*** Opening Source records ***

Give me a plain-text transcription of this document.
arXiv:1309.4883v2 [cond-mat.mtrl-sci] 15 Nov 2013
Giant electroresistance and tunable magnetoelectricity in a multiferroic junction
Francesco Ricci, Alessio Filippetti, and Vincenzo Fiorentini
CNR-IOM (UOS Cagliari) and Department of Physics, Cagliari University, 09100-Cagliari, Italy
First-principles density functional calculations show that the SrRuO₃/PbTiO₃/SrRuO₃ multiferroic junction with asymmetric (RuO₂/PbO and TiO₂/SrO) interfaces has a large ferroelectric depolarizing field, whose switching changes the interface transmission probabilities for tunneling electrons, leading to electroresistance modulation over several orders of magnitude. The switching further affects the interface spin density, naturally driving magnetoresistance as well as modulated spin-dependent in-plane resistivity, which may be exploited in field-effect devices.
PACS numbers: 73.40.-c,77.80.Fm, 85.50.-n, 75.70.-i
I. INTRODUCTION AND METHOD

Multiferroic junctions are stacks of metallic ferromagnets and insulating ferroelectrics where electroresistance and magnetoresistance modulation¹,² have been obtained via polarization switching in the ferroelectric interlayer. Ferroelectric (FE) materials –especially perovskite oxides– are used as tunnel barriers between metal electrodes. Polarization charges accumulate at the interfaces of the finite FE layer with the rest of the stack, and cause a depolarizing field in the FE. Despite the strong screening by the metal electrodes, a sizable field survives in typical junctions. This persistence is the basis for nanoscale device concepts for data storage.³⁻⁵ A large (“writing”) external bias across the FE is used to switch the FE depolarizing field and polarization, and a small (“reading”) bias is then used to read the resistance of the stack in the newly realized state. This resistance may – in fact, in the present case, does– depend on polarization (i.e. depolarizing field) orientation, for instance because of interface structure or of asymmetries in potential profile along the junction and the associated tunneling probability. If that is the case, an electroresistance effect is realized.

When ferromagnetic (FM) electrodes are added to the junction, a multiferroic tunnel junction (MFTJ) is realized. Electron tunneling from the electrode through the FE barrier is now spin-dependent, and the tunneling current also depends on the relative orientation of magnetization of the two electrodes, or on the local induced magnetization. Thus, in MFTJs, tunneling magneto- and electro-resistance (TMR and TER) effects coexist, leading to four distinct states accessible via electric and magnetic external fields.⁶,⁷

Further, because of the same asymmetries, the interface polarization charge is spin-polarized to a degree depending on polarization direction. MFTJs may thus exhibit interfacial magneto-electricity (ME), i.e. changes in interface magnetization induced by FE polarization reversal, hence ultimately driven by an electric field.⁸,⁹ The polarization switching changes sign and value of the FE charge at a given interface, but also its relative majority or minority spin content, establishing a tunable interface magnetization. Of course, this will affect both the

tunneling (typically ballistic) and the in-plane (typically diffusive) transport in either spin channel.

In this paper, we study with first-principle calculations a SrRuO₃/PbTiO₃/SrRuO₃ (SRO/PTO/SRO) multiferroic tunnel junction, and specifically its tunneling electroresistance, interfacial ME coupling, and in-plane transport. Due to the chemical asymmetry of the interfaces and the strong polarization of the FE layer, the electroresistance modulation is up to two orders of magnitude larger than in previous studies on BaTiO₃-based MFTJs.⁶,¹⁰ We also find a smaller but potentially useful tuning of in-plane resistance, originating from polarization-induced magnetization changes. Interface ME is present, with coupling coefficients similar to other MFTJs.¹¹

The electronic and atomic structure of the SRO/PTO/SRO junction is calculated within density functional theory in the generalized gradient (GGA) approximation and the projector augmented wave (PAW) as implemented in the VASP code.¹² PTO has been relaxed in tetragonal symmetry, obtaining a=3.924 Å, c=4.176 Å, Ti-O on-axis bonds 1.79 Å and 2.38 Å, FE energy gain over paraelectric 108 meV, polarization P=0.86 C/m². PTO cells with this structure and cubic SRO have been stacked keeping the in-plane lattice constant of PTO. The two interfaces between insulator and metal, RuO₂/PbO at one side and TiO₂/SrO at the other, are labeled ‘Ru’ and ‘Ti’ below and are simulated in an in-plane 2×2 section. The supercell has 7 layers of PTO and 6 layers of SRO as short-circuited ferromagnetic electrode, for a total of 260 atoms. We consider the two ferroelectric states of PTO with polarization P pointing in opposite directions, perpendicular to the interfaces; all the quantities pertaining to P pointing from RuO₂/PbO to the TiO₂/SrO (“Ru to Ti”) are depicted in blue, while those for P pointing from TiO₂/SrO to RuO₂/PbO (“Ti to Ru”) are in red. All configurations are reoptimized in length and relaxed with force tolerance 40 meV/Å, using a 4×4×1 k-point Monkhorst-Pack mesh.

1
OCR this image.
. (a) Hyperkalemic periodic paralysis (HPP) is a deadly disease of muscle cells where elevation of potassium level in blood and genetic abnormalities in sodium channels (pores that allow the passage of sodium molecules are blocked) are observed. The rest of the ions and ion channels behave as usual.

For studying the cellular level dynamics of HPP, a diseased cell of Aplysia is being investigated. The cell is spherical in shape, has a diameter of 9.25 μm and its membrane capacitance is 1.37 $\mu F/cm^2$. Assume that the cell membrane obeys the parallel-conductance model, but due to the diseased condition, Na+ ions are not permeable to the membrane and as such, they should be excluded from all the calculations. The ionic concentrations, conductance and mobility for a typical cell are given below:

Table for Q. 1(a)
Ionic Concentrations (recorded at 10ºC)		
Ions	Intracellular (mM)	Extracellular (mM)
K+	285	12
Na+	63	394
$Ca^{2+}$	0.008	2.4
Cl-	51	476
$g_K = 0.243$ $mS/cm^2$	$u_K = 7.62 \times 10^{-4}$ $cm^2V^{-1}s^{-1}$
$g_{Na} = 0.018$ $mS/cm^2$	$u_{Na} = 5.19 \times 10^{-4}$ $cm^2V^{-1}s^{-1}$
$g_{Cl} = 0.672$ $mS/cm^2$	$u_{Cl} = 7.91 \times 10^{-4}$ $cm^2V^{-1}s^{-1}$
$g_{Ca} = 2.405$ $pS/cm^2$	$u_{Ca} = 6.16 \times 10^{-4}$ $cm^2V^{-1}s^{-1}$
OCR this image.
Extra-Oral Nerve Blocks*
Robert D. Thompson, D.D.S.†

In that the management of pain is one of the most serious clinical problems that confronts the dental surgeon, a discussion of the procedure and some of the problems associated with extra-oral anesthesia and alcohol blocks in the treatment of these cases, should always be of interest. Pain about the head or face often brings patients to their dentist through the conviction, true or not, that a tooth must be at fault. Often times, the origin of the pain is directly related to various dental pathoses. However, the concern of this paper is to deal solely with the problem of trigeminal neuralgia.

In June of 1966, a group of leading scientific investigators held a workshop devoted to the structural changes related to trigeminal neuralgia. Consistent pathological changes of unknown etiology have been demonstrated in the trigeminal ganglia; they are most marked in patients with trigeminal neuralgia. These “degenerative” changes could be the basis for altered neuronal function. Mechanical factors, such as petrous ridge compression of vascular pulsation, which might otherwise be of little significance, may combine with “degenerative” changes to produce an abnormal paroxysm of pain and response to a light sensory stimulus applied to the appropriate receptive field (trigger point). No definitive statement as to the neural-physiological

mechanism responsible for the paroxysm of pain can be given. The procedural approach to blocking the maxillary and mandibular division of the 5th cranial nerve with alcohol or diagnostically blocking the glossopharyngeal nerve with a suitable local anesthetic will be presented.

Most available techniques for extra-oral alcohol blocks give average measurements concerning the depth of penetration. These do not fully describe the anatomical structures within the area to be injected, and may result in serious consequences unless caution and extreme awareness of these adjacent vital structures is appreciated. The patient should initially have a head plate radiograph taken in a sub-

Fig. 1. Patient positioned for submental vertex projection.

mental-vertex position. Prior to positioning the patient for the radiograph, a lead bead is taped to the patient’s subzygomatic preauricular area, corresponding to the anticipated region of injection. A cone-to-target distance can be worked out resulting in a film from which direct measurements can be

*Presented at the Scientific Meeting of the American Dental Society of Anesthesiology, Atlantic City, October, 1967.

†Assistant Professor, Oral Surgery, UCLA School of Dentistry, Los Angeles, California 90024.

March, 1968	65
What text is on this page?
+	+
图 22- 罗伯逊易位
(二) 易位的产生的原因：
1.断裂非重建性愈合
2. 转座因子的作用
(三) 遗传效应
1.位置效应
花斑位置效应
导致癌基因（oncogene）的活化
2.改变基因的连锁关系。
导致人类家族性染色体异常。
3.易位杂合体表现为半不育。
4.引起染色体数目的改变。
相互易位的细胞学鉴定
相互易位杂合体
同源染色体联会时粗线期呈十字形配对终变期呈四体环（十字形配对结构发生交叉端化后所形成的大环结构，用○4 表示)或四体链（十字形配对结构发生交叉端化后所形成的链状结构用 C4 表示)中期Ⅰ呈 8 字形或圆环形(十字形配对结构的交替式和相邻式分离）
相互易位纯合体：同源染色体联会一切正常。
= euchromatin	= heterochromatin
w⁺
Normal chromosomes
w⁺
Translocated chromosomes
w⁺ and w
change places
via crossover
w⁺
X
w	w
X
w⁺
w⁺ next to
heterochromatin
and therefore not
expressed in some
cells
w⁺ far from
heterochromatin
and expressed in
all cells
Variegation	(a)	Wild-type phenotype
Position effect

*** Closing Source records ***

Exercise directions:
This exercise asks for the line with "What text is on this page?" and all lines after it through the end of the records above, retyped exactly and with nothing else.

Answer to the exercise:
What text is on this page?
+	+
图 22- 罗伯逊易位
(二) 易位的产生的原因：
1.断裂非重建性愈合
2. 转座因子的作用
(三) 遗传效应
1.位置效应
花斑位置效应
导致癌基因（oncogene）的活化
2.改变基因的连锁关系。
导致人类家族性染色体异常。
3.易位杂合体表现为半不育。
4.引起染色体数目的改变。
相互易位的细胞学鉴定
相互易位杂合体
同源染色体联会时粗线期呈十字形配对终变期呈四体环（十字形配对结构发生交叉端化后所形成的大环结构，用○4 表示)或四体链（十字形配对结构发生交叉端化后所形成的链状结构用 C4 表示)中期Ⅰ呈 8 字形或圆环形(十字形配对结构的交替式和相邻式分离）
相互易位纯合体：同源染色体联会一切正常。
= euchromatin	= heterochromatin
w⁺
Normal chromosomes
w⁺
Translocated chromosomes
w⁺ and w
change places
via crossover
w⁺
X
w	w
X
w⁺
w⁺ next to
heterochromatin
and therefore not
expressed in some
cells
w⁺ far from
heterochromatin
and expressed in
all cells
Variegation	(a)	Wild-type phenotype
Position effect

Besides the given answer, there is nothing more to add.